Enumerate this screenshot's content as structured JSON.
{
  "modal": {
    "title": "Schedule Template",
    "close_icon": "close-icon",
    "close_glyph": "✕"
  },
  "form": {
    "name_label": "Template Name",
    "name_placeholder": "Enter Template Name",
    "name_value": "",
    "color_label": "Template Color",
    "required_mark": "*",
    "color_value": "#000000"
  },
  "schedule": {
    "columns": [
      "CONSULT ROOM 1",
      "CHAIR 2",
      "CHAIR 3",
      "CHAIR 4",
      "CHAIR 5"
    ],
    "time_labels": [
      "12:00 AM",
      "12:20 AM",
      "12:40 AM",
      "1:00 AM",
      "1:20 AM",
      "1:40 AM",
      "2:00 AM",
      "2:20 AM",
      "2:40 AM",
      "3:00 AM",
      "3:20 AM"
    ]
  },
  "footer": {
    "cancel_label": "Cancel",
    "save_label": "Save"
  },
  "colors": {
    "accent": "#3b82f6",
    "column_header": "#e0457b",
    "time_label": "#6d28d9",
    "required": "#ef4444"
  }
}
==============================
= Work instructions =
Every record shown above should be written out again exactly.

= Task output =
Enumerate this screenshot's content as structured JSON.
{
  "modal": {
    "title": "Schedule Template",
    "close_icon": "close-icon",
    "close_glyph": "✕"
  },
  "form": {
    "name_label": "Template Name",
    "name_placeholder": "Enter Template Name",
    "name_value": "",
    "color_label": "Template Color",
    "required_mark": "*",
    "color_value": "#000000"
  },
  "schedule": {
    "columns": [
      "CONSULT ROOM 1",
      "CHAIR 2",
      "CHAIR 3",
      "CHAIR 4",
      "CHAIR 5"
    ],
    "time_labels": [
      "12:00 AM",
      "12:20 AM",
      "12:40 AM",
      "1:00 AM",
      "1:20 AM",
      "1:40 AM",
      "2:00 AM",
      "2:20 AM",
      "2:40 AM",
      "3:00 AM",
      "3:20 AM"
    ]
  },
  "footer": {
    "cancel_label": "Cancel",
    "save_label": "Save"
  },
  "colors": {
    "accent": "#3b82f6",
    "column_header": "#e0457b",
    "time_label": "#6d28d9",
    "required": "#ef4444"
  }
}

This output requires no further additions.